Material for the task:
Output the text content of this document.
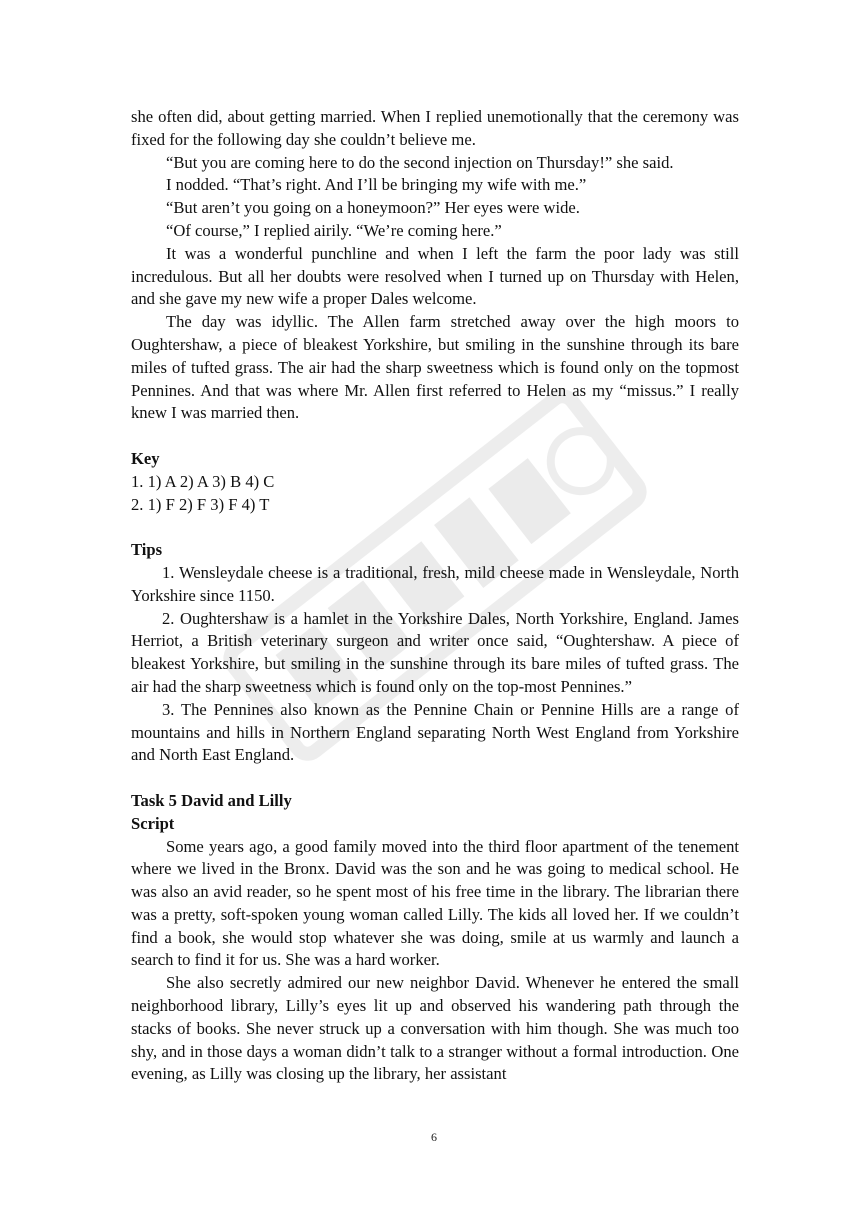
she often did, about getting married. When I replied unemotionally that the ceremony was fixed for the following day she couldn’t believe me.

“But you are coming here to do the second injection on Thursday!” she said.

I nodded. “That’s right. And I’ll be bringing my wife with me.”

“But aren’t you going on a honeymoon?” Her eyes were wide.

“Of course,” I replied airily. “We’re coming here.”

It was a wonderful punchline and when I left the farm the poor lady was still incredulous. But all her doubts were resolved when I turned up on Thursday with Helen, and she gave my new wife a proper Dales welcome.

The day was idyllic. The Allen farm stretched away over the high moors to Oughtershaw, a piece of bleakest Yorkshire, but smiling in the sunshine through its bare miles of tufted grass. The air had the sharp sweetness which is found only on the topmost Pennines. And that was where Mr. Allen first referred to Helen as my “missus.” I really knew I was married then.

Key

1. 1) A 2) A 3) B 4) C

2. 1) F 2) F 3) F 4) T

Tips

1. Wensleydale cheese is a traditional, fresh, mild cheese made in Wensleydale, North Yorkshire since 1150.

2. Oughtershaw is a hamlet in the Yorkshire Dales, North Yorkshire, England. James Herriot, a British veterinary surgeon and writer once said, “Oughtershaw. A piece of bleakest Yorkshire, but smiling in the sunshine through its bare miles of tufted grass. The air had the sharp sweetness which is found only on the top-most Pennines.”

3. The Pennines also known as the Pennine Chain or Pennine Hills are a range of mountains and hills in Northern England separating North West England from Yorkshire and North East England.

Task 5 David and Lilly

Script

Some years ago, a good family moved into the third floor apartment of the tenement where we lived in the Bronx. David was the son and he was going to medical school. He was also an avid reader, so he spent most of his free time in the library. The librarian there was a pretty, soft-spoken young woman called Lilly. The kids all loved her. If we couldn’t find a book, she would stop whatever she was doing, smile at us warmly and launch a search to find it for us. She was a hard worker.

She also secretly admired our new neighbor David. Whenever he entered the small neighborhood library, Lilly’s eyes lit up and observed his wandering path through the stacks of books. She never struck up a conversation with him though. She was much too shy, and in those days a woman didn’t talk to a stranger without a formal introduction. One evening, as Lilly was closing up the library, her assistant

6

---

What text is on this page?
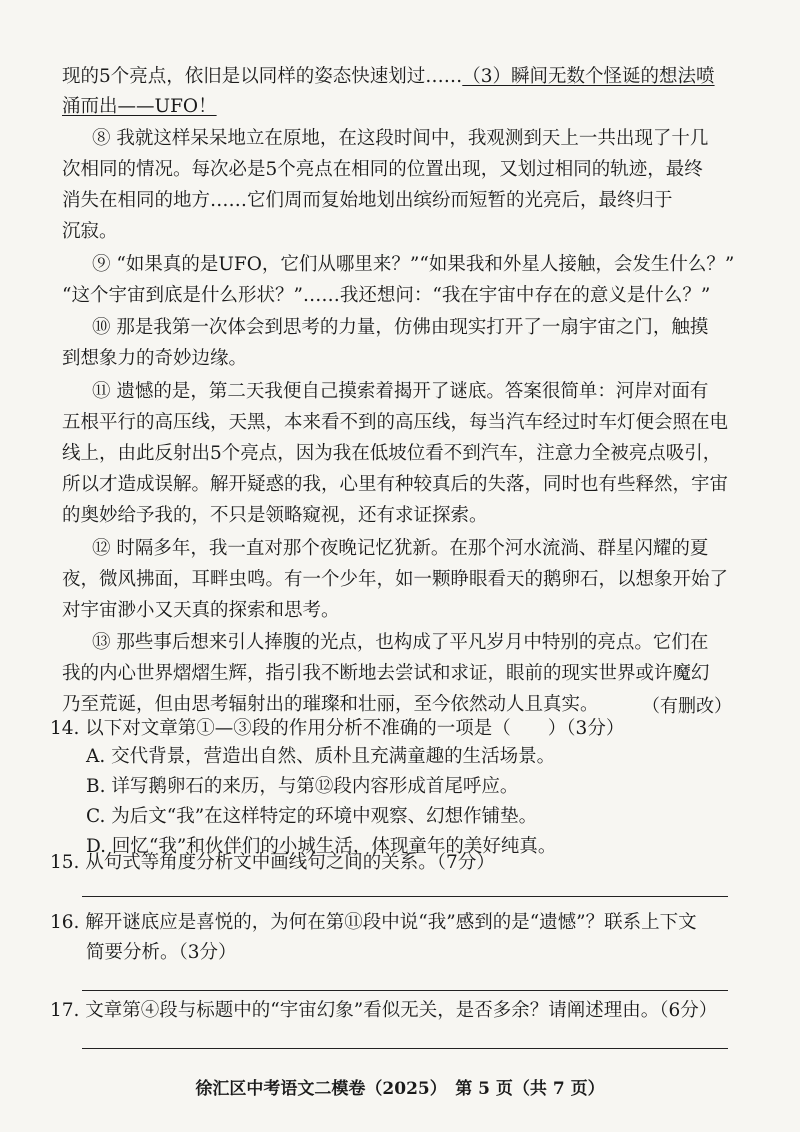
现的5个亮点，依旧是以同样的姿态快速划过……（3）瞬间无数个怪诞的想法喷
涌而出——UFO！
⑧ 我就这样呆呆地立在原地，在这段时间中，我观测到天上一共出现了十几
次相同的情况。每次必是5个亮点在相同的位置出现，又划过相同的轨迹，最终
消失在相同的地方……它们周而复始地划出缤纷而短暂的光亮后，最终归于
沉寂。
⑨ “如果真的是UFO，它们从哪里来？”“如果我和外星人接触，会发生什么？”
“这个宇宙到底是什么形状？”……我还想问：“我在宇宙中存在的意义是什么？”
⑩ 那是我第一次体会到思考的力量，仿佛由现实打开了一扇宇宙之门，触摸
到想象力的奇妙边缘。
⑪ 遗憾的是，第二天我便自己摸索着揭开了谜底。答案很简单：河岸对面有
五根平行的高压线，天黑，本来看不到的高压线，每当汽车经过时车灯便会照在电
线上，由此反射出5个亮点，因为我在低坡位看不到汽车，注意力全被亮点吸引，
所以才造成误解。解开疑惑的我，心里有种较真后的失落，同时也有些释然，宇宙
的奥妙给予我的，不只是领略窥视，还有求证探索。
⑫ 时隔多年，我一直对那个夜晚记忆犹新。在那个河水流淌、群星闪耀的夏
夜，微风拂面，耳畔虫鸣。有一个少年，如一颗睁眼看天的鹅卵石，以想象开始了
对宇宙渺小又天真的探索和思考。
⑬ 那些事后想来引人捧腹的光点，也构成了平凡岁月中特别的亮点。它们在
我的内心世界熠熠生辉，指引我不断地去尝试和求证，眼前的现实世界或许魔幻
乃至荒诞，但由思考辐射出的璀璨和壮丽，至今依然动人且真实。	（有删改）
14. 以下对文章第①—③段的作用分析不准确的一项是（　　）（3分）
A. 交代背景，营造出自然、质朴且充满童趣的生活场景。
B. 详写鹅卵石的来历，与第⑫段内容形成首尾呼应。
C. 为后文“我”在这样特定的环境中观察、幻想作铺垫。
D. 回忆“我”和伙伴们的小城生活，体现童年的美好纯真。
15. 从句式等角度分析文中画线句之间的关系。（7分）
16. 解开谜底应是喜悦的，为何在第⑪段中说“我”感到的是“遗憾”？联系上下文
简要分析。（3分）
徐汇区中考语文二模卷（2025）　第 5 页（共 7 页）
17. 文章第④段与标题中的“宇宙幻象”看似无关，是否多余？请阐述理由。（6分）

Task to carry out:
Tally up the lines of the listing containing the word "North". Give only the total.

Output of the task:
3